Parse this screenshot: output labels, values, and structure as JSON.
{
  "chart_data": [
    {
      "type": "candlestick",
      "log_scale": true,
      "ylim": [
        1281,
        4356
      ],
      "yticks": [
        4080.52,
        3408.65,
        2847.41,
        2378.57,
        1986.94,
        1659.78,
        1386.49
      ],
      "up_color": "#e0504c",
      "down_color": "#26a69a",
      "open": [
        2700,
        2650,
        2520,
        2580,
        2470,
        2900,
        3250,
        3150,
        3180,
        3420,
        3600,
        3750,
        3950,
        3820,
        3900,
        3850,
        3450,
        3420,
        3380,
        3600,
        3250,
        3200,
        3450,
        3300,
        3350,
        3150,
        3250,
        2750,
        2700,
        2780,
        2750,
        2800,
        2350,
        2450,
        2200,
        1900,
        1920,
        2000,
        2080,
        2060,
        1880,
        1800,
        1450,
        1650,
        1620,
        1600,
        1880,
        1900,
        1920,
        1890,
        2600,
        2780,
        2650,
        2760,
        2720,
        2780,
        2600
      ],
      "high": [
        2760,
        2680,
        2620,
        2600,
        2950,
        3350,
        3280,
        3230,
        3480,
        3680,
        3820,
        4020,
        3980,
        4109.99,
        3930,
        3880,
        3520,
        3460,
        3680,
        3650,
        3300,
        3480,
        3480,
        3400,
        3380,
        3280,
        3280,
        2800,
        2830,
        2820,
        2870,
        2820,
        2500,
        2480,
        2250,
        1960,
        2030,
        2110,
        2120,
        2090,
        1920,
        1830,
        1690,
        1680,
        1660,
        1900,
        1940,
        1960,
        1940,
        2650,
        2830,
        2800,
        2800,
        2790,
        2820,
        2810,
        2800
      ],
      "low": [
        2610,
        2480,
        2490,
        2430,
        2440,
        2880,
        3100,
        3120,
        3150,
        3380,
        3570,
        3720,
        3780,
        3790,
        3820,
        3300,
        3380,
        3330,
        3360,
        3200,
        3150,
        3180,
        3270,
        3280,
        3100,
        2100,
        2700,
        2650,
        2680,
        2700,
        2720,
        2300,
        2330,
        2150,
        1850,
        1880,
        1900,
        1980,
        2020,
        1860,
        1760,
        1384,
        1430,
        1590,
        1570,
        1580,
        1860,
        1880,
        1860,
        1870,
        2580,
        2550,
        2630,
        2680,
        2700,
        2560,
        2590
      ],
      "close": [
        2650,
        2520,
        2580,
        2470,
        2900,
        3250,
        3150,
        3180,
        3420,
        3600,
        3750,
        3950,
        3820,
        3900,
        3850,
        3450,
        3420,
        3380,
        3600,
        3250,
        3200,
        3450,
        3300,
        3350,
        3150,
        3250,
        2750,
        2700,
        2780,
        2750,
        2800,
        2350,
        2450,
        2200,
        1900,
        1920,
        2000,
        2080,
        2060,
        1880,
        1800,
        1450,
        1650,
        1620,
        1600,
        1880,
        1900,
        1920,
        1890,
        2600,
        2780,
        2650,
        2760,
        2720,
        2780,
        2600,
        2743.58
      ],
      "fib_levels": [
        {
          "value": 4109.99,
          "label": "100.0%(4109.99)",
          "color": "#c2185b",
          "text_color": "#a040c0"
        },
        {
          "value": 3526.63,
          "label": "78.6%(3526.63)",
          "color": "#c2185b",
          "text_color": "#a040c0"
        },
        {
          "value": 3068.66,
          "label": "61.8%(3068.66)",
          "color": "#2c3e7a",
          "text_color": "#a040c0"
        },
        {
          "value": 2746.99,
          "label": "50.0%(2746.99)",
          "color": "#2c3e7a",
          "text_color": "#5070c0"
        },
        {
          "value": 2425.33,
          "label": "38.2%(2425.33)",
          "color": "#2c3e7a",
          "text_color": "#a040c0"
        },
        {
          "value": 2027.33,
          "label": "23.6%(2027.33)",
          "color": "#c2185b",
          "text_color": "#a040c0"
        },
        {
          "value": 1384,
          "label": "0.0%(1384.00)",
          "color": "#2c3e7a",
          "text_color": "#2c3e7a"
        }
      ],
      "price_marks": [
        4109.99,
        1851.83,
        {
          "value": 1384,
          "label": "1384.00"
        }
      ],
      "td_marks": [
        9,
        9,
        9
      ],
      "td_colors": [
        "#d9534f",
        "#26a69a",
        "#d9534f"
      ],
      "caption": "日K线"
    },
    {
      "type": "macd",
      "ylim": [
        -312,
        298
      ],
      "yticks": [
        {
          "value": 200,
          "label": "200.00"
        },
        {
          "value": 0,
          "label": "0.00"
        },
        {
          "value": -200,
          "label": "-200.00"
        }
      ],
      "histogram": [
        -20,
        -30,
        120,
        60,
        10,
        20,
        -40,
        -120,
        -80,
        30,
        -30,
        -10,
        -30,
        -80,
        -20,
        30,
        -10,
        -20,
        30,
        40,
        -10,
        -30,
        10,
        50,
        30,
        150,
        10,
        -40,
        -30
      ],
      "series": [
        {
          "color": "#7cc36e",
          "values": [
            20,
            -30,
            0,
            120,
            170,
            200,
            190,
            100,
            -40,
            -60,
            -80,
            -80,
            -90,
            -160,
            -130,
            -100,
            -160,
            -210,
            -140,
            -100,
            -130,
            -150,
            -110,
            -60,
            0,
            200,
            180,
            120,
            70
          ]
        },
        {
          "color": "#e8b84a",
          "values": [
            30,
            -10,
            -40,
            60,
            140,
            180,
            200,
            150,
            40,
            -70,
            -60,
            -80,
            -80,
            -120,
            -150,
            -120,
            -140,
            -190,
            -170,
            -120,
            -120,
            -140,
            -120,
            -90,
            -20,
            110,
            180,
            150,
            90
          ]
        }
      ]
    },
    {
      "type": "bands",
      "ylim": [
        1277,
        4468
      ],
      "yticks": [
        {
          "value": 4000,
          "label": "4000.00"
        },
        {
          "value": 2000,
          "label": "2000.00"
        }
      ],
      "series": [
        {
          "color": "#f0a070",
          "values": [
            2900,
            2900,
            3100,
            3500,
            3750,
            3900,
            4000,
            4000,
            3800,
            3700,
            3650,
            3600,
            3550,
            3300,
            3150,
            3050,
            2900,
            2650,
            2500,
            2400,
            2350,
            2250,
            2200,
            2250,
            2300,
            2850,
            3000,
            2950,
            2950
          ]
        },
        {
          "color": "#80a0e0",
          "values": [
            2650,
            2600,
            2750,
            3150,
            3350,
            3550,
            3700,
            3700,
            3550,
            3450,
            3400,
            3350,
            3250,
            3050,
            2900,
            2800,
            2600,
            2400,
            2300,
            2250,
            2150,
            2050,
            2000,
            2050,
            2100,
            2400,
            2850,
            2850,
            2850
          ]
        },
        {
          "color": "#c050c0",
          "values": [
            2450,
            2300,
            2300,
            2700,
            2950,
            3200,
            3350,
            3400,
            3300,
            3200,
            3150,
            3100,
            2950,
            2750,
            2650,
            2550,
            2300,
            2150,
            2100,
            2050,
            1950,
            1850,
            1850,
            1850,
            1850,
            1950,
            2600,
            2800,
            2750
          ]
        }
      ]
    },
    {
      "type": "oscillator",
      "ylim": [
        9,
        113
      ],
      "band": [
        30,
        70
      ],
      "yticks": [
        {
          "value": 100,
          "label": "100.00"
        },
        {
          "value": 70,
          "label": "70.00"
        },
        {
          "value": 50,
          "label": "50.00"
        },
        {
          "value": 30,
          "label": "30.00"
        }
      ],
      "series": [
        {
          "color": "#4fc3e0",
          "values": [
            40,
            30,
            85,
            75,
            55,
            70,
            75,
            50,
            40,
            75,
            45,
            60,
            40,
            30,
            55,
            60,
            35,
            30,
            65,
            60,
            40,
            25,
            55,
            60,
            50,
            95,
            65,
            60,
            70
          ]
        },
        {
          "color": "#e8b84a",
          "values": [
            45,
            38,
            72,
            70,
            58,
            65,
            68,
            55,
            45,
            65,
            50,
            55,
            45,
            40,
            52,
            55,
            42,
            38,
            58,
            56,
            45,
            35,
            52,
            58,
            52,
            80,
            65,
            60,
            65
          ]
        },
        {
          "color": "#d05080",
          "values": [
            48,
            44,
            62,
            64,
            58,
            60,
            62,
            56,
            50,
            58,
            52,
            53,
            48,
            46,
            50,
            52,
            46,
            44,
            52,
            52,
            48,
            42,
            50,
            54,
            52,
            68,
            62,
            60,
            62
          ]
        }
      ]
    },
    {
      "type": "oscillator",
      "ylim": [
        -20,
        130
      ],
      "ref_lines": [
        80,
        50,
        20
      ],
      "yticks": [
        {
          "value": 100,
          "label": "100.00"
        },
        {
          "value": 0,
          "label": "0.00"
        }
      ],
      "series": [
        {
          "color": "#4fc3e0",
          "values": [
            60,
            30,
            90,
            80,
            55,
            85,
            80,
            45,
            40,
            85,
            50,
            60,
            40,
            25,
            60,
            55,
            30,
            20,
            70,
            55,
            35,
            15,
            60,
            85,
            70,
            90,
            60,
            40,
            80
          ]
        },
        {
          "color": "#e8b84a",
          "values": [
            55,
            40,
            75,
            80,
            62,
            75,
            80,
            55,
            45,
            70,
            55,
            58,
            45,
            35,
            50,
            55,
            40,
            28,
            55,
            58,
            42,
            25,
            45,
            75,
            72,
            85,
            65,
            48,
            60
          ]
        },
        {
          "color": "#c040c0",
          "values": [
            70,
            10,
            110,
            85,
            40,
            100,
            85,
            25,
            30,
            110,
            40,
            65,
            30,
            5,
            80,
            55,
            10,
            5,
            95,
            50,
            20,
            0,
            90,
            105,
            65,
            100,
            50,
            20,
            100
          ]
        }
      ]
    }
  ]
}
:::::
Aim of the exercise: Where a line in the material contains "type", copy that line.

Task answer:
      "type": "candlestick",
      "type": "macd",
      "type": "bands",
      "type": "oscillator",
      "type": "oscillator",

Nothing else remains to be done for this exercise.